■ TO BE DONE ■
Using the records provided below, locate and copy each line that contains the word "title".

■ RECORD SET ■
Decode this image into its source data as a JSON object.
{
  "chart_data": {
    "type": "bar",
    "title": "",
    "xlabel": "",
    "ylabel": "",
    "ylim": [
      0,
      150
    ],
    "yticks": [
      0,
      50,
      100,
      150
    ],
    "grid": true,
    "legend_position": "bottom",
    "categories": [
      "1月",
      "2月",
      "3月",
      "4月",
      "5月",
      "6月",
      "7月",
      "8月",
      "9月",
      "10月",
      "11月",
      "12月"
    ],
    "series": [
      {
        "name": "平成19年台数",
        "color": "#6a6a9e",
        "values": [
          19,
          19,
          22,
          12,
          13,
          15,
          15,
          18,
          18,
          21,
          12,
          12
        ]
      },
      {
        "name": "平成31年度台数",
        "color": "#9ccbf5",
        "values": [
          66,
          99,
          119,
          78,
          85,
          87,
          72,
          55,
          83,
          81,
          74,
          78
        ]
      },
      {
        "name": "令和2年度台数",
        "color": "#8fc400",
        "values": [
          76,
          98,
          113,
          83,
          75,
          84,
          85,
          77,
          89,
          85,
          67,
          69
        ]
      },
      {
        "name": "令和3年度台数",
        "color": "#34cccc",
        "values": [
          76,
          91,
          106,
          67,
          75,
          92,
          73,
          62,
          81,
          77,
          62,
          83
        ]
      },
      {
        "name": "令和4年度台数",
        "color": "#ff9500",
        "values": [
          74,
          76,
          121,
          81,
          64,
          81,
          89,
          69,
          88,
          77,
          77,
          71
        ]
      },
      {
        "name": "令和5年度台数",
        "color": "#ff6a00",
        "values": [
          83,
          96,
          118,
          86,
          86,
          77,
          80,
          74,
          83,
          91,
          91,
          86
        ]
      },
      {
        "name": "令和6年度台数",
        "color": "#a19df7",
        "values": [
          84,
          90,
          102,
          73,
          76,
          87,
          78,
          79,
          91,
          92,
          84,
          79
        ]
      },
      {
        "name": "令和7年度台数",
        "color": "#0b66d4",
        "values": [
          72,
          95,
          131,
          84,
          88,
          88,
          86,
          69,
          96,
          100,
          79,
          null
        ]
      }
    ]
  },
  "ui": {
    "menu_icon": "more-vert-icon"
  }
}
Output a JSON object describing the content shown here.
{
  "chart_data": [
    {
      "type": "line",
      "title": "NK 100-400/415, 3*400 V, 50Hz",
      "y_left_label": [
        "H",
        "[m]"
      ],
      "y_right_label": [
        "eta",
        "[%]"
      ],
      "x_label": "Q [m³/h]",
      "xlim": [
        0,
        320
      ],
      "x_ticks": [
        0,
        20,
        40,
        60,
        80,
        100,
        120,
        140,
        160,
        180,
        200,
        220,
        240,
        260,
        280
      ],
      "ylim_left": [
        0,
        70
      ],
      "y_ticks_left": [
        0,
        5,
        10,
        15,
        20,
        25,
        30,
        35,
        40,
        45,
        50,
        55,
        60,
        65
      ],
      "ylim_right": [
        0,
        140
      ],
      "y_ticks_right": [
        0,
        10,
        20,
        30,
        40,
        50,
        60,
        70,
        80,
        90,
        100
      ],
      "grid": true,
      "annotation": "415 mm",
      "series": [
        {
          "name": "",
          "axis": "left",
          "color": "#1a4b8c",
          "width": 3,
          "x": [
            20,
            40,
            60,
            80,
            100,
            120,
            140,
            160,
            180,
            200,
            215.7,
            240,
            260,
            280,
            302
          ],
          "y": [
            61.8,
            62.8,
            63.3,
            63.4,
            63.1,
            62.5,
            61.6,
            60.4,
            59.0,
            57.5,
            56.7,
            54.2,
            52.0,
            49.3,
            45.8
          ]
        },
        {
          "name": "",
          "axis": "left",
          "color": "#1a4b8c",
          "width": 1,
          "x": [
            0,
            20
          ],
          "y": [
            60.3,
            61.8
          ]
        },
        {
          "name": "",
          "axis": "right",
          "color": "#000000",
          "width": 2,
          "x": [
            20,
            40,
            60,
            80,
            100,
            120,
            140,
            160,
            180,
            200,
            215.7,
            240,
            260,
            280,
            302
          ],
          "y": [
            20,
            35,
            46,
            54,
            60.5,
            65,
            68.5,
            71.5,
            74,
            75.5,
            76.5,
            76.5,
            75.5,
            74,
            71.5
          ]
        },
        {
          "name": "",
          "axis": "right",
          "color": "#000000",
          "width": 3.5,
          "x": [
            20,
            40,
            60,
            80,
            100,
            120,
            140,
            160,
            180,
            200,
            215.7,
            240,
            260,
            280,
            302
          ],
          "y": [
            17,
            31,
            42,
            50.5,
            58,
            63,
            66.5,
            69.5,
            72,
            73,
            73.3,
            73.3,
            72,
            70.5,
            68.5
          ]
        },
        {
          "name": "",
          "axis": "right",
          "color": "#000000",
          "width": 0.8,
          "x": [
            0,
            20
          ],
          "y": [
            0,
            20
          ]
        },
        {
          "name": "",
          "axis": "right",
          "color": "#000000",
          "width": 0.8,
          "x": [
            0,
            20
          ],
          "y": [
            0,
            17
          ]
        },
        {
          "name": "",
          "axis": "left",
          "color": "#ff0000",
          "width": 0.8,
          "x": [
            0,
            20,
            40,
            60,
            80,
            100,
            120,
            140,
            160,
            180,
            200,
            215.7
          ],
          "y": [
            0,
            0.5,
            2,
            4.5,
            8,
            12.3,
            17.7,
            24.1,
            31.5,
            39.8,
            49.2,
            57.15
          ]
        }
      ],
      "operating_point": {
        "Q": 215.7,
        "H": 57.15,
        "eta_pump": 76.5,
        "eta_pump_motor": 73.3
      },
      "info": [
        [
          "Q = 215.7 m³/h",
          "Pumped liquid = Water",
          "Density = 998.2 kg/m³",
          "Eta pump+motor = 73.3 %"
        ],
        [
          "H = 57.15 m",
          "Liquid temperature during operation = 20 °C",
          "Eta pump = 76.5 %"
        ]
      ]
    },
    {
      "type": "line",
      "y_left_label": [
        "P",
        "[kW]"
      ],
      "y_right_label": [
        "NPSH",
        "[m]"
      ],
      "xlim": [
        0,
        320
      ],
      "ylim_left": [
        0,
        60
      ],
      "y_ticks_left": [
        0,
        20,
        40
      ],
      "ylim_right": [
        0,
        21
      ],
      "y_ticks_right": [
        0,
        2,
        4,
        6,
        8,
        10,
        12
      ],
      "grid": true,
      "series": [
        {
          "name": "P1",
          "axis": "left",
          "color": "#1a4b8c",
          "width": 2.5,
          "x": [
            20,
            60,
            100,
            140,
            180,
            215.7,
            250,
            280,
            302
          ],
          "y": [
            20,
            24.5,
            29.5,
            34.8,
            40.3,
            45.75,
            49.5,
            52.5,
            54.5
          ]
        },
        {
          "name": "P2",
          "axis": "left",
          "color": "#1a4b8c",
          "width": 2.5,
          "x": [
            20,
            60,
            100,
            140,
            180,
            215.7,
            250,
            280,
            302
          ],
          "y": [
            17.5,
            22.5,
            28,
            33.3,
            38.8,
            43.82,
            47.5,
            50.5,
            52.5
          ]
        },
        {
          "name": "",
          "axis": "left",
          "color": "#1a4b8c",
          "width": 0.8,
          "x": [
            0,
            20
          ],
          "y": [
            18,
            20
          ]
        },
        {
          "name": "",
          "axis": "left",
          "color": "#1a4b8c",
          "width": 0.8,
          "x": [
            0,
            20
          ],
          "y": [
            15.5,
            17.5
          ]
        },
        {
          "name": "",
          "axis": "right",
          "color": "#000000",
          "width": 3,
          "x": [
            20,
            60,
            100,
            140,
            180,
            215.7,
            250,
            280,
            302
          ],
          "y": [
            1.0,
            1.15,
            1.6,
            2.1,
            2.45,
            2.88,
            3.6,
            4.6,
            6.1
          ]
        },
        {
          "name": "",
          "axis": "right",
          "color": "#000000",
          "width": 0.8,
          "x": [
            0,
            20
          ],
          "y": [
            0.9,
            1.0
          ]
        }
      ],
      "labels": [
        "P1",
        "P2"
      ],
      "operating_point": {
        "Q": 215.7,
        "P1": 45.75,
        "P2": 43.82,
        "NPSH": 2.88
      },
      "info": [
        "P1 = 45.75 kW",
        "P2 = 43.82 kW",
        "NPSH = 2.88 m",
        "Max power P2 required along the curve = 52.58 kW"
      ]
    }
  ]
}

■ COMPLETE ANSWER ■
    "title": "",
      "title": "NK 100-400/415, 3*400 V, 50Hz",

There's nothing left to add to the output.